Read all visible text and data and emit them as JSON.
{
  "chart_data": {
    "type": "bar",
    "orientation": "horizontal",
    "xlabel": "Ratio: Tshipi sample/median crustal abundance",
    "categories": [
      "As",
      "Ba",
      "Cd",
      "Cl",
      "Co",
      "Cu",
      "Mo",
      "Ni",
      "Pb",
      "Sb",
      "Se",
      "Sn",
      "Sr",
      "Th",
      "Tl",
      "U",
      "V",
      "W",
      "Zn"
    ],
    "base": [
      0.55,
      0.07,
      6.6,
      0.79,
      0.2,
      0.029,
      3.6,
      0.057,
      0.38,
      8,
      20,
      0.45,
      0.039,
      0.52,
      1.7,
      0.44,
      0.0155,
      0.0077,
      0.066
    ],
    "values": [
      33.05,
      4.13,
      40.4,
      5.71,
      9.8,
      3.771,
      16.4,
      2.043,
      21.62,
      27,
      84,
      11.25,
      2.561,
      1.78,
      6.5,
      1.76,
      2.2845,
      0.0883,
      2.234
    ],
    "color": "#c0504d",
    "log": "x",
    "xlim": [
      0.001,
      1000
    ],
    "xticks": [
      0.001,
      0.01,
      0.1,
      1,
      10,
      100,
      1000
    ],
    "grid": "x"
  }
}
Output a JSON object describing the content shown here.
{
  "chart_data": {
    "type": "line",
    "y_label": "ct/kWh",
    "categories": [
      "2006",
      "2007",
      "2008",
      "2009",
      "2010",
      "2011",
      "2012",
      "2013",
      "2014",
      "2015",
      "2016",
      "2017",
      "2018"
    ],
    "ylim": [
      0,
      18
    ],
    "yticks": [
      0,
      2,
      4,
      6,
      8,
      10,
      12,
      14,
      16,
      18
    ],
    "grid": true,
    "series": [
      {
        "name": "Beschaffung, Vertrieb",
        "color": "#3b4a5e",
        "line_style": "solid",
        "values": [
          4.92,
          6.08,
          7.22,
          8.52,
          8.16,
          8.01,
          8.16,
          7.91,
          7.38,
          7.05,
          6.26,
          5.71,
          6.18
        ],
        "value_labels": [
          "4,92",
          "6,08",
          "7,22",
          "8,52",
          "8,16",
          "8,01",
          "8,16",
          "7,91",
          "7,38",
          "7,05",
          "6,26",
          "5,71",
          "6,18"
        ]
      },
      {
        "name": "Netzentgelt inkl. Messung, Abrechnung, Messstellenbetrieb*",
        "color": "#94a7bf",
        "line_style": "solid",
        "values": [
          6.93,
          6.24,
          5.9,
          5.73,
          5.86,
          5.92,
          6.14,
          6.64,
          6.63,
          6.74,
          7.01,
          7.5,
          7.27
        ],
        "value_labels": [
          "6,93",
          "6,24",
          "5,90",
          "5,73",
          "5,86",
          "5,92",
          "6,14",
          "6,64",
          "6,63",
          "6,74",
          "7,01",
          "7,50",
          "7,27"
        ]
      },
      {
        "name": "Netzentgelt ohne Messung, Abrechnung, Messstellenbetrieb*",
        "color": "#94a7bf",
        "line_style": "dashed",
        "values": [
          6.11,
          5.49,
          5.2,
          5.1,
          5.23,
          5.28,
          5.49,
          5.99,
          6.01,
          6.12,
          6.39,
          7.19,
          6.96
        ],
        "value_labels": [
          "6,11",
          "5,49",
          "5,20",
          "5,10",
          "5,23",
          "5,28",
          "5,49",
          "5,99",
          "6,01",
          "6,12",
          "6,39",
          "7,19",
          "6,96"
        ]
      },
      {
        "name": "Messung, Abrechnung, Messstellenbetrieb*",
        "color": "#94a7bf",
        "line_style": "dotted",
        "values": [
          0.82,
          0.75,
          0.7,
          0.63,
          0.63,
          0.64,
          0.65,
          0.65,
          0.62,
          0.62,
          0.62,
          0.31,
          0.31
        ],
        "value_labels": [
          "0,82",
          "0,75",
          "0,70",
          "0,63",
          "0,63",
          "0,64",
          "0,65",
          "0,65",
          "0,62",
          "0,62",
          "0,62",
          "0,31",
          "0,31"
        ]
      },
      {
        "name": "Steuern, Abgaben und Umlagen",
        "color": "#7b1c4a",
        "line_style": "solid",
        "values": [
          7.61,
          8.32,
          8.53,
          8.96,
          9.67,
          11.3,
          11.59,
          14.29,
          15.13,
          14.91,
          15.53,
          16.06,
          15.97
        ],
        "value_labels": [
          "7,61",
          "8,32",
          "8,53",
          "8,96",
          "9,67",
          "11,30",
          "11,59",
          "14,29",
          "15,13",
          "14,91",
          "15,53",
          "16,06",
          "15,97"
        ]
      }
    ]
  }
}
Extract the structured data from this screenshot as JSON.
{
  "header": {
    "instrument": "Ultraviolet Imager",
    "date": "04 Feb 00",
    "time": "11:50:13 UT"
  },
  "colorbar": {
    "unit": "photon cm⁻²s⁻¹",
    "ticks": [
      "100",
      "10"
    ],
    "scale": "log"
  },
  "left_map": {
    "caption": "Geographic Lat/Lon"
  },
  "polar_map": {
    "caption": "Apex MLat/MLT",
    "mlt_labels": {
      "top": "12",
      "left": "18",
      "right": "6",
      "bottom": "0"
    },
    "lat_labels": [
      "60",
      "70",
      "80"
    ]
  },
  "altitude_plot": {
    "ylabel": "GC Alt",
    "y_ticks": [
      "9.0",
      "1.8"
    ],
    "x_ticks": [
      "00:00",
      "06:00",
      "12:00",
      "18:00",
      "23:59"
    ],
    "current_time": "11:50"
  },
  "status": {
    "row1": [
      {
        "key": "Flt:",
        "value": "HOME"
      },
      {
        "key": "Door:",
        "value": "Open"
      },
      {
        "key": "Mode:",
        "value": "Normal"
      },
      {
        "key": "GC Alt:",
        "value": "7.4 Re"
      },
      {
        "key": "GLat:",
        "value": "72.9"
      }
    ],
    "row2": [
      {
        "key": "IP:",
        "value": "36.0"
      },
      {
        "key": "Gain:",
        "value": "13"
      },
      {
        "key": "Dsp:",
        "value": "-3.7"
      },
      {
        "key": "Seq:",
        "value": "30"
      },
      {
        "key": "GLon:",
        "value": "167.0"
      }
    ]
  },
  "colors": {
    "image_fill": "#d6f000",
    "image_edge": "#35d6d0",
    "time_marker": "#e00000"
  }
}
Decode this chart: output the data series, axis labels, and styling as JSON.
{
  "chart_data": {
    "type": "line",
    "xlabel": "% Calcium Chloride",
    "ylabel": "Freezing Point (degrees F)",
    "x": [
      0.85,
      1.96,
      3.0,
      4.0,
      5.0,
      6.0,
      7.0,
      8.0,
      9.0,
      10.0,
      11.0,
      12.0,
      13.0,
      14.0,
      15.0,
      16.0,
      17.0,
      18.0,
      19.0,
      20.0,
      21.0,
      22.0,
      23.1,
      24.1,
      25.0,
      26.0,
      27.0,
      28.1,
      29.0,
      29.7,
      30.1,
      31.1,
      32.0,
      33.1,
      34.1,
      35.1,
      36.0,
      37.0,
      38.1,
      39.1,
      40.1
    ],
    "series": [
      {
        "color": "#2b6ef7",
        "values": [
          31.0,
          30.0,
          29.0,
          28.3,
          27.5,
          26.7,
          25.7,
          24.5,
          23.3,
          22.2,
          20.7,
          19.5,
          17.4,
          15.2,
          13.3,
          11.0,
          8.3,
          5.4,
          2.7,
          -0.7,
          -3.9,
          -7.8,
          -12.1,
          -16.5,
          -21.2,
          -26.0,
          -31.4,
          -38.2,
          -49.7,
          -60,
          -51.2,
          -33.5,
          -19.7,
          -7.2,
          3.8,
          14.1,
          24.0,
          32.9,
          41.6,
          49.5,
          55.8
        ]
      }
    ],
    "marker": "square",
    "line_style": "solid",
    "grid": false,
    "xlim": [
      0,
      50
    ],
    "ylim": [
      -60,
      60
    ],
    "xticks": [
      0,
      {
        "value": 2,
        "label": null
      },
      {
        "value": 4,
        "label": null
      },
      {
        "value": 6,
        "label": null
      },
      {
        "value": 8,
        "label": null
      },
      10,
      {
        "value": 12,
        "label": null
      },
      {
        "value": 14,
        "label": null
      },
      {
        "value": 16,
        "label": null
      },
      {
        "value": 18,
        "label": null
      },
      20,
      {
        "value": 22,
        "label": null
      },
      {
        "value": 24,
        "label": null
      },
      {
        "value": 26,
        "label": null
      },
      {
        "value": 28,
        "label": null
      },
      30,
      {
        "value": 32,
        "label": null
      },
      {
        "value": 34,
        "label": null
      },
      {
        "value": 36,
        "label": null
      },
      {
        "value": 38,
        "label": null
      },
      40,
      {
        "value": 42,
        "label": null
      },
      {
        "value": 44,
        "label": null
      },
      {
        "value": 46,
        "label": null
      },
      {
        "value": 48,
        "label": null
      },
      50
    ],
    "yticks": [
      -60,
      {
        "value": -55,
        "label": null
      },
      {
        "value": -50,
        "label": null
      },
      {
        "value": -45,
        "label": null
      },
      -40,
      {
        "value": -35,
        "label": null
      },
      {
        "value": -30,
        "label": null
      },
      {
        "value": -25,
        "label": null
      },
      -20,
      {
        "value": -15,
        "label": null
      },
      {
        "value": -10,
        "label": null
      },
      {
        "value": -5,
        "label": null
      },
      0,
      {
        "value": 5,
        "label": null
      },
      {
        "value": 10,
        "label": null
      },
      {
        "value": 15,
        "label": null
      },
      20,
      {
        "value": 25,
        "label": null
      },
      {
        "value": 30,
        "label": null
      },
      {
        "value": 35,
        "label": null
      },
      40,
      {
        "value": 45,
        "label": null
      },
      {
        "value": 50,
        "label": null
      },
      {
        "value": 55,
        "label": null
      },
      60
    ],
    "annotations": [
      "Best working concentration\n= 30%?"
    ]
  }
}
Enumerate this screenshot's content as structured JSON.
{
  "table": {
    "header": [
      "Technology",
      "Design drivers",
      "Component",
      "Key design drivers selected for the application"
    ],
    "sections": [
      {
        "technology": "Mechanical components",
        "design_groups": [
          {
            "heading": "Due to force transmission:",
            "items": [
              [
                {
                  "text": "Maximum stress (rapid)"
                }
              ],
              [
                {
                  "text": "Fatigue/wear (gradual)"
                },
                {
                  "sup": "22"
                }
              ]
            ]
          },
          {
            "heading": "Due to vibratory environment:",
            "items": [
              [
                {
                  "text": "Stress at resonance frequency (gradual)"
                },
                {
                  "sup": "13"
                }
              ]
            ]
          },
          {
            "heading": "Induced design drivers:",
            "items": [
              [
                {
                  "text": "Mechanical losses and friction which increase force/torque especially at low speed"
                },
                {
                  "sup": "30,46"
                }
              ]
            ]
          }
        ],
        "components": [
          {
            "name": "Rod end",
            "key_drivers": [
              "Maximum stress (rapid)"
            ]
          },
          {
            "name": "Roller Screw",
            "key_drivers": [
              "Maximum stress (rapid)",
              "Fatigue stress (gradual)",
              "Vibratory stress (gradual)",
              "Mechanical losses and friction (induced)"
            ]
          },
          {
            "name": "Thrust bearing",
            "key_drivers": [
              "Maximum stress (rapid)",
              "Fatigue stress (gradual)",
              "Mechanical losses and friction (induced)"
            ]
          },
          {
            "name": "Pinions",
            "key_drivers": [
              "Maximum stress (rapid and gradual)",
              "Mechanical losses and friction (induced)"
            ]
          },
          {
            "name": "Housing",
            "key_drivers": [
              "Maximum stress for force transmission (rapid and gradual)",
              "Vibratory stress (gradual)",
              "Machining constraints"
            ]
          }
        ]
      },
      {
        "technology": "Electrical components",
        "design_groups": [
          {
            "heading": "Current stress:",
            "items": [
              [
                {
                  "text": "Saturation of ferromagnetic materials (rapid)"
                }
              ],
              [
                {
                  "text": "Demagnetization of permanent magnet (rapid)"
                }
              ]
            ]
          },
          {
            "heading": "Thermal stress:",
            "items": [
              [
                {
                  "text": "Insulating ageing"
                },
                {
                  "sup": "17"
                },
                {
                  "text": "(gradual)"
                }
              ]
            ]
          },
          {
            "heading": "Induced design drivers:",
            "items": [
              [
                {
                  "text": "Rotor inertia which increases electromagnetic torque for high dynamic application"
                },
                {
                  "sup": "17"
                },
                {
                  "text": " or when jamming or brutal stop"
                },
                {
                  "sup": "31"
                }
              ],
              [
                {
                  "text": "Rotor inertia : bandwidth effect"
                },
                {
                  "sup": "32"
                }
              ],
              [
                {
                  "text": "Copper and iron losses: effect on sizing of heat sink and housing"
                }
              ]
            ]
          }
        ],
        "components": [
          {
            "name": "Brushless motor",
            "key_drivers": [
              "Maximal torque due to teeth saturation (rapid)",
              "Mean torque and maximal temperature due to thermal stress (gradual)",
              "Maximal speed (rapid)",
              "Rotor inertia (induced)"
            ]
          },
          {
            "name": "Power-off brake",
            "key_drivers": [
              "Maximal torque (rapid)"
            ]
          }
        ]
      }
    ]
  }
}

_To do_.
Within the listing above, copy each line that has the string "Netzentgelt".

_Exercise solution_.
        "name": "Netzentgelt inkl. Messung, Abrechnung, Messstellenbetrieb*",
        "name": "Netzentgelt ohne Messung, Abrechnung, Messstellenbetrieb*",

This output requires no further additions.